- [Instructions to follow]: Find the line that contains "Read all visible content and emit it as JSON." and print it and every line after it, exactly, please.

..............................

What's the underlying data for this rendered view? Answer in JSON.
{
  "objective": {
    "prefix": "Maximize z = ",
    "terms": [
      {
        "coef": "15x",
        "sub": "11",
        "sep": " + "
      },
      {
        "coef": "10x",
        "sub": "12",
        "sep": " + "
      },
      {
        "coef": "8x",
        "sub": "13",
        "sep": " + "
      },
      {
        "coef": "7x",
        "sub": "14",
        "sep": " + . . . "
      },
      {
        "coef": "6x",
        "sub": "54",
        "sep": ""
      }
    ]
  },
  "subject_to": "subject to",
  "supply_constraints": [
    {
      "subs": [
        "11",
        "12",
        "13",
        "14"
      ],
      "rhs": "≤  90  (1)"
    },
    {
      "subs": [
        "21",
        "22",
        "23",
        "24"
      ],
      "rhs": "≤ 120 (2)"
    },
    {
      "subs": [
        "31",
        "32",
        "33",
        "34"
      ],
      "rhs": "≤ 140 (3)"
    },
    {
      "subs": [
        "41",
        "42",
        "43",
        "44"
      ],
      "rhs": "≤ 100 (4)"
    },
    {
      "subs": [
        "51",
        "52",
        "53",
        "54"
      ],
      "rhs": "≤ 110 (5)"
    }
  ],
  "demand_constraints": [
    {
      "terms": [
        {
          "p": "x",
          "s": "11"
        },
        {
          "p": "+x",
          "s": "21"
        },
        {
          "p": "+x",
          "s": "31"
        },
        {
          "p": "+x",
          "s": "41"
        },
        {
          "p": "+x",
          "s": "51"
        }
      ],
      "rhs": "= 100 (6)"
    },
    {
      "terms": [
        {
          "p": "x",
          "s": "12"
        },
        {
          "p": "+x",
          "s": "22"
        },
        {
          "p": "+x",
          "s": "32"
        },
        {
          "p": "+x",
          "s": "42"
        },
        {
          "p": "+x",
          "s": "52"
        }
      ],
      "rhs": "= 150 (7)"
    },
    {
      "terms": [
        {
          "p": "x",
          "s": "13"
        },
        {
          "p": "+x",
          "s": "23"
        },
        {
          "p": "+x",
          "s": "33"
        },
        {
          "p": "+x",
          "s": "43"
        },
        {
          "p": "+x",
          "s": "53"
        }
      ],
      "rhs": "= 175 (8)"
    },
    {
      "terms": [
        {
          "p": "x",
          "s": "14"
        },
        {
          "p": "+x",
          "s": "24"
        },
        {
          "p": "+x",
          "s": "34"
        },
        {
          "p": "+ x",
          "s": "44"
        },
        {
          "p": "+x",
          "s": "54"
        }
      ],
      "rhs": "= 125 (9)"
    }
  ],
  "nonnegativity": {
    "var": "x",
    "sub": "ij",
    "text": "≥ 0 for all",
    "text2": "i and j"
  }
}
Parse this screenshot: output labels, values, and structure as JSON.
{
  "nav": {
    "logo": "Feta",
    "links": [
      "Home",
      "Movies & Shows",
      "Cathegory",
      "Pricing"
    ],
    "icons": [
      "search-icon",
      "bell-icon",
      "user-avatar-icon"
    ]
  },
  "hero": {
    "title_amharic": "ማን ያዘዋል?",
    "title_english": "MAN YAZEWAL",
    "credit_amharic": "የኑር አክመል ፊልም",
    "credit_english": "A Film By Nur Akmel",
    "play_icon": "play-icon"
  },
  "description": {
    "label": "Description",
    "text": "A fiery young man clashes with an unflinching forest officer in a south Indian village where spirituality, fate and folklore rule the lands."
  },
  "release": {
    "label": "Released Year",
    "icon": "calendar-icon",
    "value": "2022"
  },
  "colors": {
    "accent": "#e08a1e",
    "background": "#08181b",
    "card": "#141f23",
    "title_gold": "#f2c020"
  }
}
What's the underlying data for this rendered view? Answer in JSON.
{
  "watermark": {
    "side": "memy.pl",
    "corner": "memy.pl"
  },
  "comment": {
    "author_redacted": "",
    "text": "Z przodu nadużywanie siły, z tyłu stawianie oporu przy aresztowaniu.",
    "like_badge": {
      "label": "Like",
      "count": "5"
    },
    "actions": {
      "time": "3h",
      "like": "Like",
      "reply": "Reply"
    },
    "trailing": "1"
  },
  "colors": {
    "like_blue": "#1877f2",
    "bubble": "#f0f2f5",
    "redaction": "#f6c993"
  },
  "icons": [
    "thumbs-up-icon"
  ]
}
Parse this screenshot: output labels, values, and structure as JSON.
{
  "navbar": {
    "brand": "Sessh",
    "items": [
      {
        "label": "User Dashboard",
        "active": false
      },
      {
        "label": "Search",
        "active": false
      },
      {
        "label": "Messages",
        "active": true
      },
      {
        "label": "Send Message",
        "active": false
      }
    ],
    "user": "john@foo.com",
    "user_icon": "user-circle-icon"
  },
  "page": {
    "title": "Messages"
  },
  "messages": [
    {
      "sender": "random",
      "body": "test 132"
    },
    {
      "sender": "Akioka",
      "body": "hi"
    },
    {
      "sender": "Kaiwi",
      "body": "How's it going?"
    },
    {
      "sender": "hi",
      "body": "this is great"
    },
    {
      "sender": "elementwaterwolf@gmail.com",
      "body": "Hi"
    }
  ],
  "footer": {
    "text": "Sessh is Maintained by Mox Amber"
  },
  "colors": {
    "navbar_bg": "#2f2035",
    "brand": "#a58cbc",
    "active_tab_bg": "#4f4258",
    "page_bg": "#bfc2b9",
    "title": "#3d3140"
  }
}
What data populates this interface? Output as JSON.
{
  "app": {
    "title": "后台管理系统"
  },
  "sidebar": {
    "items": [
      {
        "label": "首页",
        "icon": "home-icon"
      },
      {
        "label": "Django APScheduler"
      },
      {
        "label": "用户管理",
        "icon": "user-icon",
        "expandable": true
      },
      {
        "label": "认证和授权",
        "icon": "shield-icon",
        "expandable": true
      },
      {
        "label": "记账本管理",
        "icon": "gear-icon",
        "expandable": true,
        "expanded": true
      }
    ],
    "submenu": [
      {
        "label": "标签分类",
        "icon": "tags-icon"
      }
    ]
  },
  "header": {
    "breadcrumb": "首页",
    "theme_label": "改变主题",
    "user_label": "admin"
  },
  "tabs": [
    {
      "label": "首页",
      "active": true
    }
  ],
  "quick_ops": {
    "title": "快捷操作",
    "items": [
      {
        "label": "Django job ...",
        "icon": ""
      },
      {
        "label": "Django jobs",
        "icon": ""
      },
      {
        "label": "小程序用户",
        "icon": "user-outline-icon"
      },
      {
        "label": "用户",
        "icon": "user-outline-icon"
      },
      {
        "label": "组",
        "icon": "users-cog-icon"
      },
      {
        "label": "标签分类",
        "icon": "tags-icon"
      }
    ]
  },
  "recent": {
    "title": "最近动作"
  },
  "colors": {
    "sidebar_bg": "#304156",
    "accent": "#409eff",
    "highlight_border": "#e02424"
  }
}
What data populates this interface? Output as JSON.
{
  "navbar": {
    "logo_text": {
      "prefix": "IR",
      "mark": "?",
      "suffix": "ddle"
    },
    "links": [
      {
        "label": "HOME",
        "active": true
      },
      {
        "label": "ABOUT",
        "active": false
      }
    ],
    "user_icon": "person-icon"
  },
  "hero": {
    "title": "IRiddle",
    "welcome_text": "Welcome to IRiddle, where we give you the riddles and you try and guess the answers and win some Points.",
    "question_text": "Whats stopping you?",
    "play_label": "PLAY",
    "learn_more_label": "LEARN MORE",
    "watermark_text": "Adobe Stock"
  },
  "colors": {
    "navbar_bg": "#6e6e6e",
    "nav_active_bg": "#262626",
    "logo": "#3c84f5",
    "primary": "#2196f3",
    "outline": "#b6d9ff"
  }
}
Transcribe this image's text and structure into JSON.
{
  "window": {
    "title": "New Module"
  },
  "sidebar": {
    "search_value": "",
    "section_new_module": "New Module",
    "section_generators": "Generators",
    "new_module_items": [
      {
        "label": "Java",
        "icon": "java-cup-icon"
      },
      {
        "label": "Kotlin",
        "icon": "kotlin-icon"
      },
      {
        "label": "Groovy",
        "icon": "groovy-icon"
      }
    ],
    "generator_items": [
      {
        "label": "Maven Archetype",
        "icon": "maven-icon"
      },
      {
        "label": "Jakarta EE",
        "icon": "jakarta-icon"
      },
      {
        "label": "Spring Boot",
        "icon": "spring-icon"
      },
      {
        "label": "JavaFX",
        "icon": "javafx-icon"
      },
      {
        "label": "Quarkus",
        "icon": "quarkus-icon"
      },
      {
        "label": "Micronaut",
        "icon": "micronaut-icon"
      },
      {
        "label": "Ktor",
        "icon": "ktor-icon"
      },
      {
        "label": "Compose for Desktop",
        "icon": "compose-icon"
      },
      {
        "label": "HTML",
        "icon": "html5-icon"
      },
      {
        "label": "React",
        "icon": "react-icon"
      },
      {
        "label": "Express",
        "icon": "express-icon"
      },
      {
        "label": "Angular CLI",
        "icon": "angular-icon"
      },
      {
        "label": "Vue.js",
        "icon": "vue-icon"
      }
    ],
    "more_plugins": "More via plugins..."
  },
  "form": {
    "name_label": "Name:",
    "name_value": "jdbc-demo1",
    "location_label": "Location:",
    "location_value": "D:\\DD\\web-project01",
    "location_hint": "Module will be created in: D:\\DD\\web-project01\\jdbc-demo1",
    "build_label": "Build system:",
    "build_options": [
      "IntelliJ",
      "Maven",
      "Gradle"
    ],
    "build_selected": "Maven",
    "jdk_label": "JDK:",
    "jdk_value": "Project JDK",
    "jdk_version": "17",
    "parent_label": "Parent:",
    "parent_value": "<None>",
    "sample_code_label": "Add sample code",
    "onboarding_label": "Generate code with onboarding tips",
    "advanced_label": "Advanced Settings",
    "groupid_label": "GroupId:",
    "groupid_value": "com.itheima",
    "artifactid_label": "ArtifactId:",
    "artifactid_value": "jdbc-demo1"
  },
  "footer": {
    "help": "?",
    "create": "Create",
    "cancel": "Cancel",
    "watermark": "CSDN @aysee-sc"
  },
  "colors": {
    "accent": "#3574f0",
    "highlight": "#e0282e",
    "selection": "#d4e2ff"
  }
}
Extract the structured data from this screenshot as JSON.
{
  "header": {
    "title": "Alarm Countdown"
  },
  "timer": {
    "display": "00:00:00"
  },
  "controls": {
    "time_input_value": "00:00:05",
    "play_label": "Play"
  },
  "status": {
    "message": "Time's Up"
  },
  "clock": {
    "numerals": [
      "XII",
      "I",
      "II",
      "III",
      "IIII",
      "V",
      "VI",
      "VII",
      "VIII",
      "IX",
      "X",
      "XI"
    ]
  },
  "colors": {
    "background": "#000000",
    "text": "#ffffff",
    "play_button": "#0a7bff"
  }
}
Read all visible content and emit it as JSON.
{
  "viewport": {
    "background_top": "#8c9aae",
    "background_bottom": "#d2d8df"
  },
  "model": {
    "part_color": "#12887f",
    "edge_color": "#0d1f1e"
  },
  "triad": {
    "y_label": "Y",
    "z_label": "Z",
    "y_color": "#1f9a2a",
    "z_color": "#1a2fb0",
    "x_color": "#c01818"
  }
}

..............................

- [Result below]:
Read all visible content and emit it as JSON.
{
  "viewport": {
    "background_top": "#8c9aae",
    "background_bottom": "#d2d8df"
  },
  "model": {
    "part_color": "#12887f",
    "edge_color": "#0d1f1e"
  },
  "triad": {
    "y_label": "Y",
    "z_label": "Z",
    "y_color": "#1f9a2a",
    "z_color": "#1a2fb0",
    "x_color": "#c01818"
  }
}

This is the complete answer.